[Stated task]
Leave out the pictures and reproduce all of the data exactly.
........
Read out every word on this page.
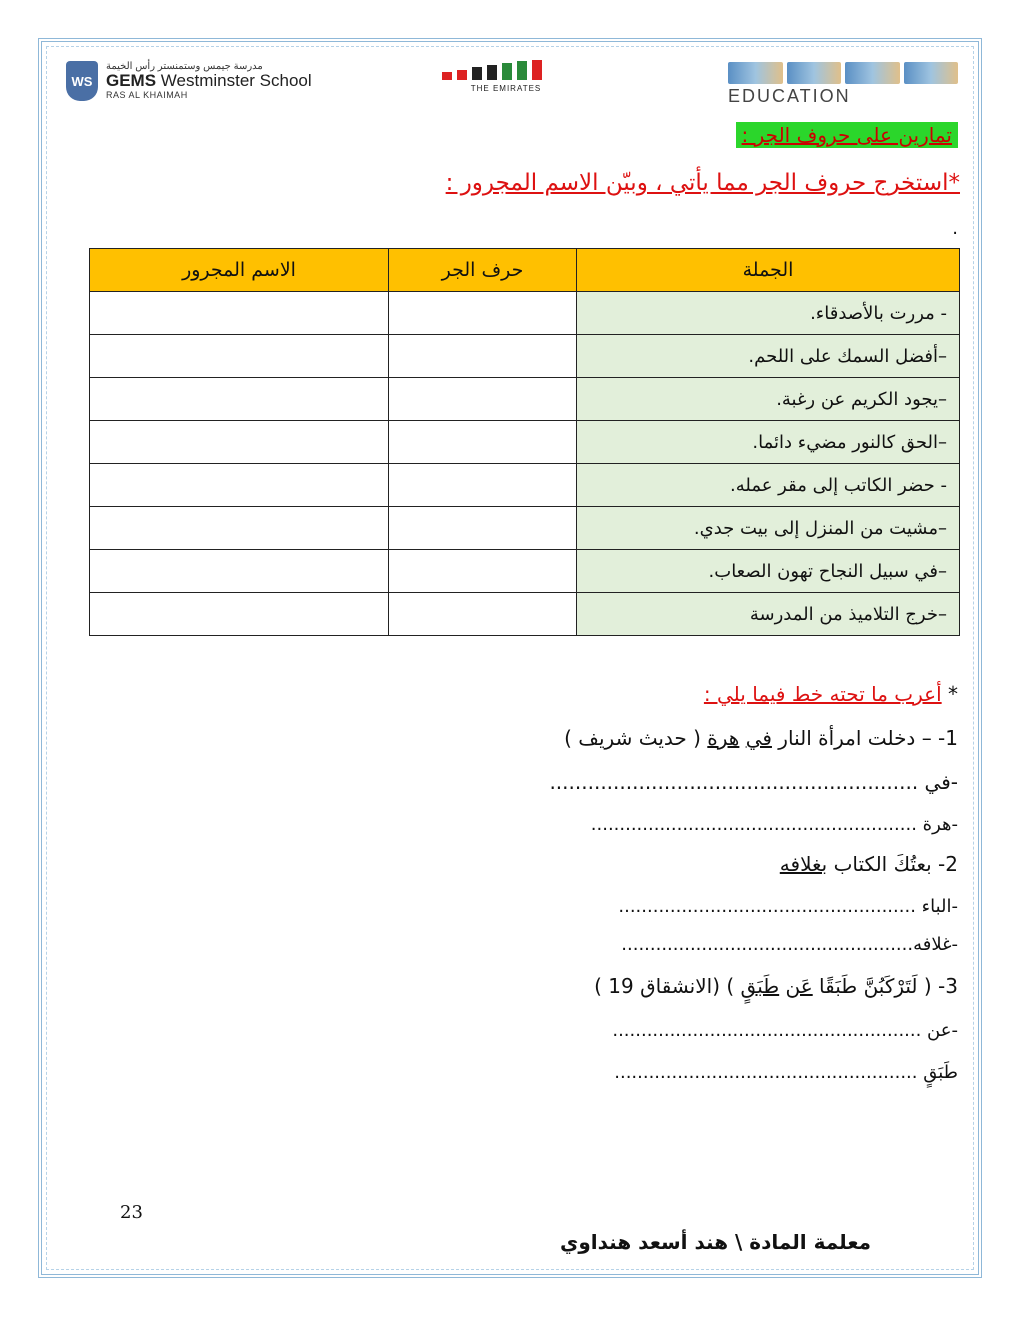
WS
مدرسة جيمس وستمنستر رأس الخيمة
GEMS Westminster School
RAS AL KHAIMAH
THE EMIRATES	EDUCATION
تمارين على حروف الجر :
*استخرج حروف الجر مما يأتي ، وبيّن الاسم المجرور :
.
الجملة	حرف الجر	الاسم المجرور
- مررت بالأصدقاء.		
–أفضل السمك على اللحم.		
–يجود الكريم عن رغبة.		
–الحق كالنور مضيء دائما.		
- حضر الكاتب إلى مقر عمله.		
–مشيت من المنزل إلى بيت جدي.		
–في سبيل النجاح تهون الصعاب.		
–خرج التلاميذ من المدرسة		
* أعرب ما تحته خط فيما يلي :
1- – دخلت امرأة النار في هرة ( حديث شريف )
-في ..........................................................
-هرة .........................................................
2- بعتُكَ الكتاب بغلافه
-الباء ....................................................
-غلافه...................................................
3- ( لَتَرْكَبُنَّ طَبَقًا عَن طَبَقٍ ) (الانشقاق 19 )
-عن ......................................................
طَبَقٍ .....................................................
23
معلمة المادة \ هند أسعد هنداوي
........
[Response to the task]
Read out every word on this page.
WS
مدرسة جيمس وستمنستر رأس الخيمة
GEMS Westminster School
RAS AL KHAIMAH
THE EMIRATES	EDUCATION
تمارين على حروف الجر :
*استخرج حروف الجر مما يأتي ، وبيّن الاسم المجرور :
.
الجملة	حرف الجر	الاسم المجرور
- مررت بالأصدقاء.		
–أفضل السمك على اللحم.		
–يجود الكريم عن رغبة.		
–الحق كالنور مضيء دائما.		
- حضر الكاتب إلى مقر عمله.		
–مشيت من المنزل إلى بيت جدي.		
–في سبيل النجاح تهون الصعاب.		
–خرج التلاميذ من المدرسة		
* أعرب ما تحته خط فيما يلي :
1- – دخلت امرأة النار في هرة ( حديث شريف )
-في ..........................................................
-هرة .........................................................
2- بعتُكَ الكتاب بغلافه
-الباء ....................................................
-غلافه...................................................
3- ( لَتَرْكَبُنَّ طَبَقًا عَن طَبَقٍ ) (الانشقاق 19 )
-عن ......................................................
طَبَقٍ .....................................................
23
معلمة المادة \ هند أسعد هنداوي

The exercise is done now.